↓↓↓

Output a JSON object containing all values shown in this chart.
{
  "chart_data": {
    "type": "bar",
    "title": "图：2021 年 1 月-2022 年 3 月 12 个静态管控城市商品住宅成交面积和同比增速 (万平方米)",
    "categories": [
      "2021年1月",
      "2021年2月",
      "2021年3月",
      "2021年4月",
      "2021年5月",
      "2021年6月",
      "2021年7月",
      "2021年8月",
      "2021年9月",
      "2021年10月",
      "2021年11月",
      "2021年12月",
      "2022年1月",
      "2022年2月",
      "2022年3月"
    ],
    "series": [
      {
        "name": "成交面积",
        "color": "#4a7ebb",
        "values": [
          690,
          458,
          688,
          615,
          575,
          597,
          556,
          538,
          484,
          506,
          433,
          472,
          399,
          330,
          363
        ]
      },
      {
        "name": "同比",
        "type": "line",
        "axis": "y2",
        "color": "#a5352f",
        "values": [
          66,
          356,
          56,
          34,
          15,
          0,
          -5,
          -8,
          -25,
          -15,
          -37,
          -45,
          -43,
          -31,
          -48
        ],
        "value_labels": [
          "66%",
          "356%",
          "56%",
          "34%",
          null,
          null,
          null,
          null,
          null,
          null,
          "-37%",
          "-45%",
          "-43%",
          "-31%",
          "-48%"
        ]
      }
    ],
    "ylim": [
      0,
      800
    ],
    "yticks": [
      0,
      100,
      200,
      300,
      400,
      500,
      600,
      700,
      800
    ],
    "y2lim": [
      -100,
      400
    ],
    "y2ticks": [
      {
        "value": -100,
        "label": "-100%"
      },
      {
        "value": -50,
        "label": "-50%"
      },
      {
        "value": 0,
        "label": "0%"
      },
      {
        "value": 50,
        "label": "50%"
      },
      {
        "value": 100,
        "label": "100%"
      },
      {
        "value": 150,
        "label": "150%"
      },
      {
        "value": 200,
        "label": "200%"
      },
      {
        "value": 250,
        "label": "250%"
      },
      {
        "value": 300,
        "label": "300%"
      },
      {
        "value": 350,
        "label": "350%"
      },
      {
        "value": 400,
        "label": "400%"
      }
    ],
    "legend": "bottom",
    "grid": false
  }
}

↑↑↑

▶ **WHAT THIS TASK INVOLVES**
Repeat the entries exactly, all of them.

▶ **SOLUTION TO THE PROBLEM**
Output a JSON object containing all values shown in this chart.
{
  "chart_data": {
    "type": "bar",
    "title": "图：2021 年 1 月-2022 年 3 月 12 个静态管控城市商品住宅成交面积和同比增速 (万平方米)",
    "categories": [
      "2021年1月",
      "2021年2月",
      "2021年3月",
      "2021年4月",
      "2021年5月",
      "2021年6月",
      "2021年7月",
      "2021年8月",
      "2021年9月",
      "2021年10月",
      "2021年11月",
      "2021年12月",
      "2022年1月",
      "2022年2月",
      "2022年3月"
    ],
    "series": [
      {
        "name": "成交面积",
        "color": "#4a7ebb",
        "values": [
          690,
          458,
          688,
          615,
          575,
          597,
          556,
          538,
          484,
          506,
          433,
          472,
          399,
          330,
          363
        ]
      },
      {
        "name": "同比",
        "type": "line",
        "axis": "y2",
        "color": "#a5352f",
        "values": [
          66,
          356,
          56,
          34,
          15,
          0,
          -5,
          -8,
          -25,
          -15,
          -37,
          -45,
          -43,
          -31,
          -48
        ],
        "value_labels": [
          "66%",
          "356%",
          "56%",
          "34%",
          null,
          null,
          null,
          null,
          null,
          null,
          "-37%",
          "-45%",
          "-43%",
          "-31%",
          "-48%"
        ]
      }
    ],
    "ylim": [
      0,
      800
    ],
    "yticks": [
      0,
      100,
      200,
      300,
      400,
      500,
      600,
      700,
      800
    ],
    "y2lim": [
      -100,
      400
    ],
    "y2ticks": [
      {
        "value": -100,
        "label": "-100%"
      },
      {
        "value": -50,
        "label": "-50%"
      },
      {
        "value": 0,
        "label": "0%"
      },
      {
        "value": 50,
        "label": "50%"
      },
      {
        "value": 100,
        "label": "100%"
      },
      {
        "value": 150,
        "label": "150%"
      },
      {
        "value": 200,
        "label": "200%"
      },
      {
        "value": 250,
        "label": "250%"
      },
      {
        "value": 300,
        "label": "300%"
      },
      {
        "value": 350,
        "label": "350%"
      },
      {
        "value": 400,
        "label": "400%"
      }
    ],
    "legend": "bottom",
    "grid": false
  }
}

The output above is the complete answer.